• [Exercise goal] Collect each line of the records containing the string "name".

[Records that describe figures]

▬▬▬▬▬▬

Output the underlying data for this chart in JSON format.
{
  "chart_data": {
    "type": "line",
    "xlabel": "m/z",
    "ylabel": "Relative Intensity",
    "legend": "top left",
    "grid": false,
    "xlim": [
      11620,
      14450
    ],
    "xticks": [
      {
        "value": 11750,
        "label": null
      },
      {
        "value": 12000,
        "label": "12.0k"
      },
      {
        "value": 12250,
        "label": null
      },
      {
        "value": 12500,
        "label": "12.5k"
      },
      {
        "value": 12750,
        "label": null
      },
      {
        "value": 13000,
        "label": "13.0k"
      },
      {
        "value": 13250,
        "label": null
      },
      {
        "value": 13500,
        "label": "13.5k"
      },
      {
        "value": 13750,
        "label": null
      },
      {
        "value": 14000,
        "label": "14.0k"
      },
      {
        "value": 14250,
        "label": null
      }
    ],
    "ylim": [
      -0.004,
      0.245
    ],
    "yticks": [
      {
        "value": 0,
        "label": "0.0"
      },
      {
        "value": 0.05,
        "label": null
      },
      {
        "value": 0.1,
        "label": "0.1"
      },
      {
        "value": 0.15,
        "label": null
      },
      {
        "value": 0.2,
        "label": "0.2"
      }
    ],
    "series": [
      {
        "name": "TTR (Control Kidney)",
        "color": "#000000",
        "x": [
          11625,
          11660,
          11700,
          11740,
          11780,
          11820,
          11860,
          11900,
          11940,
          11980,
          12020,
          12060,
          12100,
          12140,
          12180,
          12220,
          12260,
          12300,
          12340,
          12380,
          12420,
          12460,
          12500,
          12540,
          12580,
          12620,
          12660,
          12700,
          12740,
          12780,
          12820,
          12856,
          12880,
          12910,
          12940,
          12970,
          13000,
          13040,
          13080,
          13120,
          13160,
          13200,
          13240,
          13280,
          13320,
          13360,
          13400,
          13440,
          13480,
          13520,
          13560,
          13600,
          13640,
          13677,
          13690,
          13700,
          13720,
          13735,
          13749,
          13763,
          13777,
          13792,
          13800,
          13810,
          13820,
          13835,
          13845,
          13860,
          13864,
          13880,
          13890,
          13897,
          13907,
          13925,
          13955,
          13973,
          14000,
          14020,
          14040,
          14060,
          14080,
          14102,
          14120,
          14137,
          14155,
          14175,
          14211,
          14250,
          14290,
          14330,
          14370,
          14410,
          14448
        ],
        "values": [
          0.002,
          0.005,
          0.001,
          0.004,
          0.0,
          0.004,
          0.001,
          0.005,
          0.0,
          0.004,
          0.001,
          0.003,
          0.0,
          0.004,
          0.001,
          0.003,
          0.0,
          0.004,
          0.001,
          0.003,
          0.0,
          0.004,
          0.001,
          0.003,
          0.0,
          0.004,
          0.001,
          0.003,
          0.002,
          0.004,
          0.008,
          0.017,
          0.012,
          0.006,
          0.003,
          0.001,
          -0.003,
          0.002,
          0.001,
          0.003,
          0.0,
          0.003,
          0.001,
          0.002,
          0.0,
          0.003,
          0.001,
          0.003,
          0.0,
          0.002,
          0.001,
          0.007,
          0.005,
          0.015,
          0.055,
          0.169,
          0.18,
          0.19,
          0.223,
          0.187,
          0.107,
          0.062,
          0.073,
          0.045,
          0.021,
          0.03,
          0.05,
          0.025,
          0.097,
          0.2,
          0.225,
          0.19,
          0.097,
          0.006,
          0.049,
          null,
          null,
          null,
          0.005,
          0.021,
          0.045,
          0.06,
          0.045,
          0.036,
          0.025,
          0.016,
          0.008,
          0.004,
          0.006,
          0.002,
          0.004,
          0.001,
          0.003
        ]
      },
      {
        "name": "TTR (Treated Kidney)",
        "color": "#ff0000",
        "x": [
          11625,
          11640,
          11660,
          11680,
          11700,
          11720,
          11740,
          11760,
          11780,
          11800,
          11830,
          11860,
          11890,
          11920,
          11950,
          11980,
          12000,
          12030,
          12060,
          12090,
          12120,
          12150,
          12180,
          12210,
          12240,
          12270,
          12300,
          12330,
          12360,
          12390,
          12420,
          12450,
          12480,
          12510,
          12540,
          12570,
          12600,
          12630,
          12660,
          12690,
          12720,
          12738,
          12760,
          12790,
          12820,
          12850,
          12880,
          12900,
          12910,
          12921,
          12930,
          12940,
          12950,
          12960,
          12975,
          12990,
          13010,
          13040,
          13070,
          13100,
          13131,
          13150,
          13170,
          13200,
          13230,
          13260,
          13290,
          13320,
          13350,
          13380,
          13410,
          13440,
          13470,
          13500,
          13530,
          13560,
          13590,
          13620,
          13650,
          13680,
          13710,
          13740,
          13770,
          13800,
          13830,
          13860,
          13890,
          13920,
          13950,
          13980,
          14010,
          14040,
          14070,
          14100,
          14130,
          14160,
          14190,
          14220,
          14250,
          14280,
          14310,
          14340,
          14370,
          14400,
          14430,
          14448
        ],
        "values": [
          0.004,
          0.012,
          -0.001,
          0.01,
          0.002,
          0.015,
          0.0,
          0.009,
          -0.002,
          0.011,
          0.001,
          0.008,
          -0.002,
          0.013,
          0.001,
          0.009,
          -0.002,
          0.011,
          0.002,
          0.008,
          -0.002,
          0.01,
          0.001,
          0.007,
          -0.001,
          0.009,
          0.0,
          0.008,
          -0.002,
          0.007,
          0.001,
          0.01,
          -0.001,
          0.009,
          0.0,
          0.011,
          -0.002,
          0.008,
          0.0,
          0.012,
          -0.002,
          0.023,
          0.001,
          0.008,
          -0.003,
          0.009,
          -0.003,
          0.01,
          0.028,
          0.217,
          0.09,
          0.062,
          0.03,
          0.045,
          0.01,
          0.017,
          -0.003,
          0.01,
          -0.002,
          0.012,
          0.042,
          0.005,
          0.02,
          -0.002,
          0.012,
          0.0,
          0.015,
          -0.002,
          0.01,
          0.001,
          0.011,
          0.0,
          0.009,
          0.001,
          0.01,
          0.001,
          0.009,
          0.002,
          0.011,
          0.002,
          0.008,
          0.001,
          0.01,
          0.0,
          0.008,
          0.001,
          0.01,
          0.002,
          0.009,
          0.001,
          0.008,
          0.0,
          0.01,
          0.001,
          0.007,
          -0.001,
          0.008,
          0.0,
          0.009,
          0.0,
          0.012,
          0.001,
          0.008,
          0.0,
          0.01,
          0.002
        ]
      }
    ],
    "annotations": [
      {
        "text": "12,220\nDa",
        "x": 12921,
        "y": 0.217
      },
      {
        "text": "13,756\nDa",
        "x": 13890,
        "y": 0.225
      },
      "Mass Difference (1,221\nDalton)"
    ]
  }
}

▬▬▬▬▬▬

• [Completed exercise]
        "name": "TTR (Control Kidney)",
        "name": "TTR (Treated Kidney)",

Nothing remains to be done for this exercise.